▶ Instructions to follow
List all lines in the material below that contain "supporting".

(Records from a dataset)
»»

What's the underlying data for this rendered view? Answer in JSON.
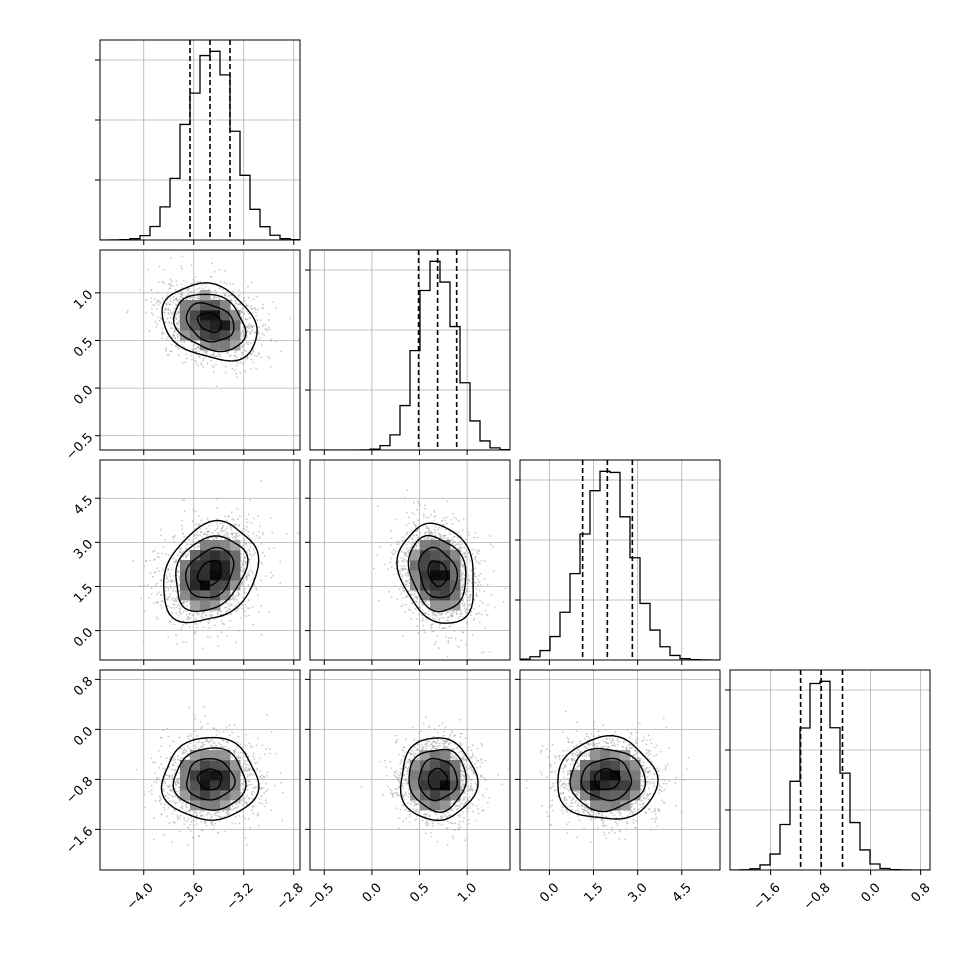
{
  "chart_data": {
    "type": "corner",
    "grid": true,
    "legend": "none",
    "parameters": [
      {
        "index": 0,
        "range": [
          -4.35,
          -2.75
        ],
        "ticks": [
          -4.0,
          -3.6,
          -3.2,
          -2.8
        ],
        "tick_labels": [
          "−4.0",
          "−3.6",
          "−3.2",
          "−2.8"
        ],
        "mean": -3.47,
        "sigma": 0.19,
        "quantiles": [
          -3.63,
          -3.47,
          -3.31
        ]
      },
      {
        "index": 1,
        "range": [
          -0.65,
          1.45
        ],
        "ticks": [
          -0.5,
          0.0,
          0.5,
          1.0
        ],
        "tick_labels": [
          "−0.5",
          "0.0",
          "0.5",
          "1.0"
        ],
        "mean": 0.69,
        "sigma": 0.2,
        "quantiles": [
          0.49,
          0.69,
          0.89
        ]
      },
      {
        "index": 2,
        "range": [
          -1.0,
          5.8
        ],
        "ticks": [
          0.0,
          1.5,
          3.0,
          4.5
        ],
        "tick_labels": [
          "0.0",
          "1.5",
          "3.0",
          "4.5"
        ],
        "mean": 1.95,
        "sigma": 0.85,
        "quantiles": [
          1.13,
          1.97,
          2.82
        ]
      },
      {
        "index": 3,
        "range": [
          -2.25,
          0.95
        ],
        "ticks": [
          -1.6,
          -0.8,
          0.0,
          0.8
        ],
        "tick_labels": [
          "−1.6",
          "−0.8",
          "0.0",
          "0.8"
        ],
        "mean": -0.8,
        "sigma": 0.33,
        "quantiles": [
          -1.12,
          -0.79,
          -0.45
        ]
      }
    ],
    "correlations": [
      {
        "pair": [
          1,
          0
        ],
        "rho": -0.25
      },
      {
        "pair": [
          2,
          0
        ],
        "rho": 0.25
      },
      {
        "pair": [
          2,
          1
        ],
        "rho": -0.2
      },
      {
        "pair": [
          3,
          0
        ],
        "rho": 0.0
      },
      {
        "pair": [
          3,
          1
        ],
        "rho": 0.0
      },
      {
        "pair": [
          3,
          2
        ],
        "rho": 0.0
      }
    ],
    "contour_levels_sigma": [
      0.5,
      1.0,
      1.5,
      2.0
    ],
    "histogram_bins": 20
  }
}
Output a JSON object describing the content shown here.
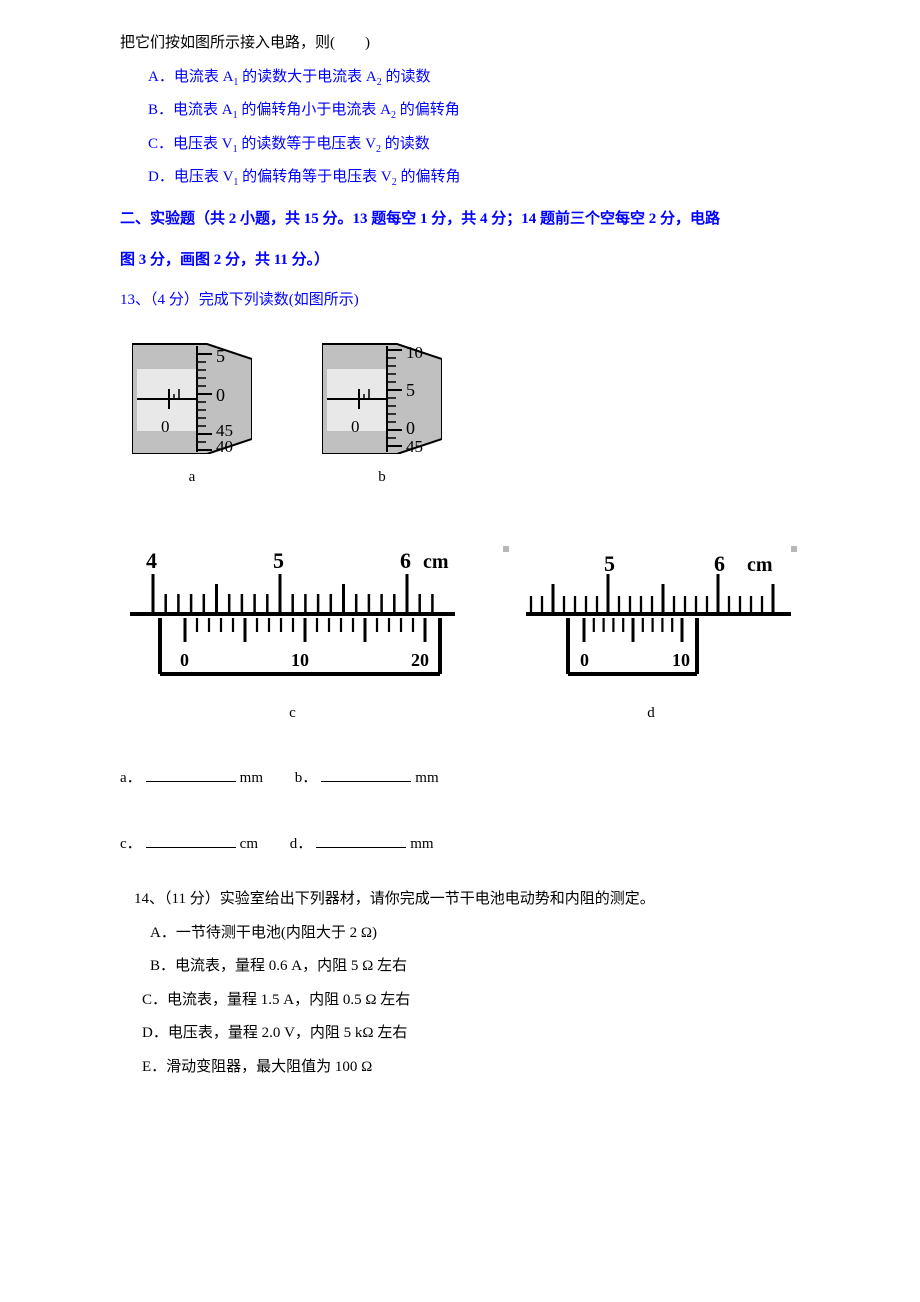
{
  "intro_line": "把它们按如图所示接入电路，则(　　)",
  "opts": {
    "A_pre": "A．电流表 A",
    "A_mid": " 的读数大于电流表 A",
    "A_post": " 的读数",
    "B_pre": "B．电流表 A",
    "B_mid": " 的偏转角小于电流表 A",
    "B_post": " 的偏转角",
    "C_pre": "C．电压表 V",
    "C_mid": " 的读数等于电压表 V",
    "C_post": " 的读数",
    "D_pre": "D．电压表 V",
    "D_mid": " 的偏转角等于电压表 V",
    "D_post": " 的偏转角",
    "sub1": "1",
    "sub2": "2"
  },
  "section2_l1": "二、实验题（共 2 小题，共 15 分。13 题每空 1 分，共 4 分；14 题前三个空每空 2 分，电路",
  "section2_l2": "图 3 分，画图 2 分，共 11 分。）",
  "q13_stem": "13、（4 分）完成下列读数(如图所示)",
  "micrometer_a": {
    "label": "a",
    "barrel_ticks": [
      "5",
      "0",
      "45",
      "40"
    ],
    "main_zero": "0",
    "bg": "#c0c0c0",
    "inner_bg": "#f5f5f5"
  },
  "micrometer_b": {
    "label": "b",
    "barrel_ticks": [
      "10",
      "5",
      "0",
      "45"
    ],
    "main_zero": "0",
    "bg": "#c0c0c0",
    "inner_bg": "#f5f5f5"
  },
  "vernier_c": {
    "label": "c",
    "main_labels": [
      "4",
      "5",
      "6"
    ],
    "unit": "cm",
    "vern_labels": [
      "0",
      "10",
      "20"
    ],
    "main_ticks": 21,
    "vern_ticks": 21
  },
  "vernier_d": {
    "label": "d",
    "main_labels": [
      "5",
      "6"
    ],
    "unit": "cm",
    "vern_labels": [
      "0",
      "10"
    ],
    "main_ticks": 21,
    "vern_ticks": 11
  },
  "ans": {
    "a_label": "a．",
    "a_unit": "mm",
    "b_label": "b．",
    "b_unit": "mm",
    "c_label": "c．",
    "c_unit": "cm",
    "d_label": "d．",
    "d_unit": "mm"
  },
  "q14_stem": "14、（11 分）实验室给出下列器材，请你完成一节干电池电动势和内阻的测定。",
  "q14": {
    "A": "A．一节待测干电池(内阻大于 2 Ω)",
    "B": "B．电流表，量程 0.6 A，内阻 5 Ω 左右",
    "C": "C．电流表，量程 1.5 A，内阻 0.5 Ω 左右",
    "D": "D．电压表，量程 2.0 V，内阻 5 kΩ 左右",
    "E": "E．滑动变阻器，最大阻值为 100 Ω"
  },
  "colors": {
    "blue": "#0000ff",
    "black": "#000000"
  }
}
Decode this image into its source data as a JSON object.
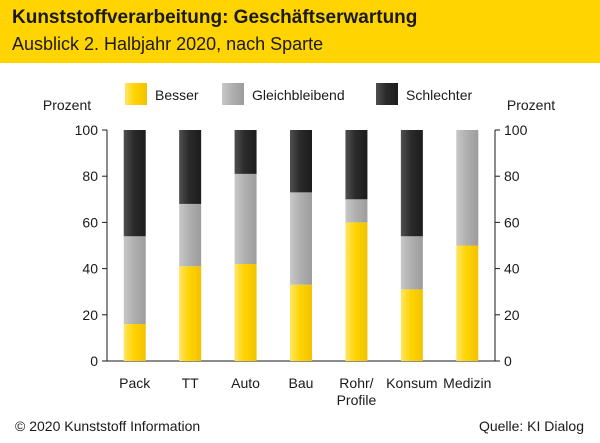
{
  "header": {
    "title": "Kunststoffverarbeitung: Geschäftserwartung",
    "subtitle": "Ausblick 2. Halbjahr 2020, nach Sparte"
  },
  "footer": {
    "copyright": "© 2020 Kunststoff Information",
    "source": "Quelle: KI Dialog"
  },
  "colors": {
    "header_bg": "#ffd400",
    "besser": "#ffd400",
    "gleichbleibend": "#b0b0b0",
    "schlechter": "#2b2b2b"
  },
  "chart_data": {
    "type": "bar",
    "stacked": true,
    "title": "",
    "ylabel_left": "Prozent",
    "ylabel_right": "Prozent",
    "ylim": [
      0,
      100
    ],
    "yticks": [
      0,
      20,
      40,
      60,
      80,
      100
    ],
    "grid": false,
    "legend_position": "top",
    "categories": [
      "Pack",
      "TT",
      "Auto",
      "Bau",
      "Rohr/ Profile",
      "Konsum",
      "Medizin"
    ],
    "category_lines": [
      [
        "Pack"
      ],
      [
        "TT"
      ],
      [
        "Auto"
      ],
      [
        "Bau"
      ],
      [
        "Rohr/",
        "Profile"
      ],
      [
        "Konsum"
      ],
      [
        "Medizin"
      ]
    ],
    "series": [
      {
        "name": "Besser",
        "color": "#ffd400",
        "values": [
          16,
          41,
          42,
          33,
          60,
          31,
          50
        ]
      },
      {
        "name": "Gleichbleibend",
        "color": "#b0b0b0",
        "values": [
          38,
          27,
          39,
          40,
          10,
          23,
          50
        ]
      },
      {
        "name": "Schlechter",
        "color": "#2b2b2b",
        "values": [
          46,
          32,
          19,
          27,
          30,
          46,
          0
        ]
      }
    ]
  }
}
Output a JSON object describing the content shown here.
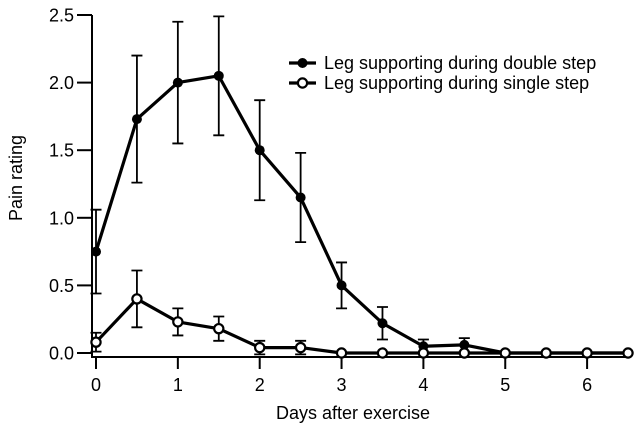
{
  "chart_data": {
    "type": "line",
    "title": "",
    "xlabel": "Days after exercise",
    "ylabel": "Pain rating",
    "x": [
      0,
      0.5,
      1,
      1.5,
      2,
      2.5,
      3,
      3.5,
      4,
      4.5,
      5,
      5.5,
      6,
      6.5
    ],
    "series": [
      {
        "name": "Leg supporting during double step",
        "marker": "filled-circle",
        "values": [
          0.75,
          1.73,
          2.0,
          2.05,
          1.5,
          1.15,
          0.5,
          0.22,
          0.05,
          0.06,
          0,
          0,
          0,
          0
        ],
        "errors": [
          0.31,
          0.47,
          0.45,
          0.44,
          0.37,
          0.33,
          0.17,
          0.12,
          0.05,
          0.05,
          0,
          0,
          0,
          0
        ]
      },
      {
        "name": "Leg supporting during single step",
        "marker": "open-circle",
        "values": [
          0.08,
          0.4,
          0.23,
          0.18,
          0.04,
          0.04,
          0,
          0,
          0,
          0,
          0,
          0,
          0,
          0
        ],
        "errors": [
          0.07,
          0.21,
          0.1,
          0.09,
          0.05,
          0.05,
          0,
          0,
          0,
          0,
          0,
          0,
          0,
          0
        ]
      }
    ],
    "xlim": [
      0,
      6.5
    ],
    "ylim": [
      0,
      2.5
    ],
    "x_ticks": [
      {
        "value": 0,
        "label": "0"
      },
      {
        "value": 1,
        "label": "1"
      },
      {
        "value": 2,
        "label": "2"
      },
      {
        "value": 3,
        "label": "3"
      },
      {
        "value": 4,
        "label": "4"
      },
      {
        "value": 5,
        "label": "5"
      },
      {
        "value": 6,
        "label": "6"
      }
    ],
    "y_ticks": [
      {
        "value": 0,
        "label": "0.0"
      },
      {
        "value": 0.5,
        "label": "0.5"
      },
      {
        "value": 1,
        "label": "1.0"
      },
      {
        "value": 1.5,
        "label": "1.5"
      },
      {
        "value": 2,
        "label": "2.0"
      },
      {
        "value": 2.5,
        "label": "2.5"
      }
    ],
    "grid": false,
    "legend_position": "upper-right",
    "colors": {
      "line": "#000000",
      "background": "#ffffff",
      "open_marker_fill": "#ffffff"
    }
  }
}
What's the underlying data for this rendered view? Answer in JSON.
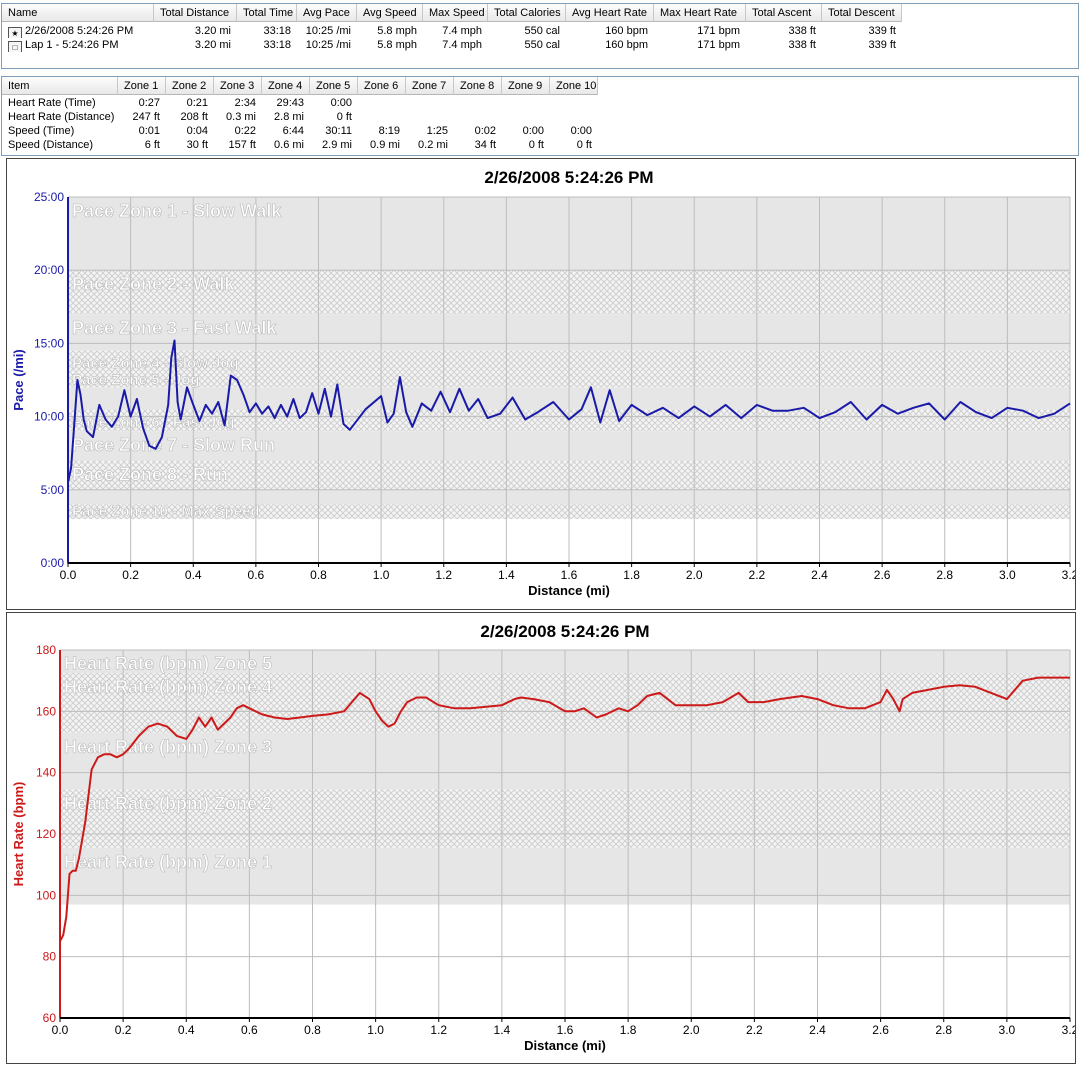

««

▶ The result
        "name": "Leg supporting during double step",
        "name": "Leg supporting during single step",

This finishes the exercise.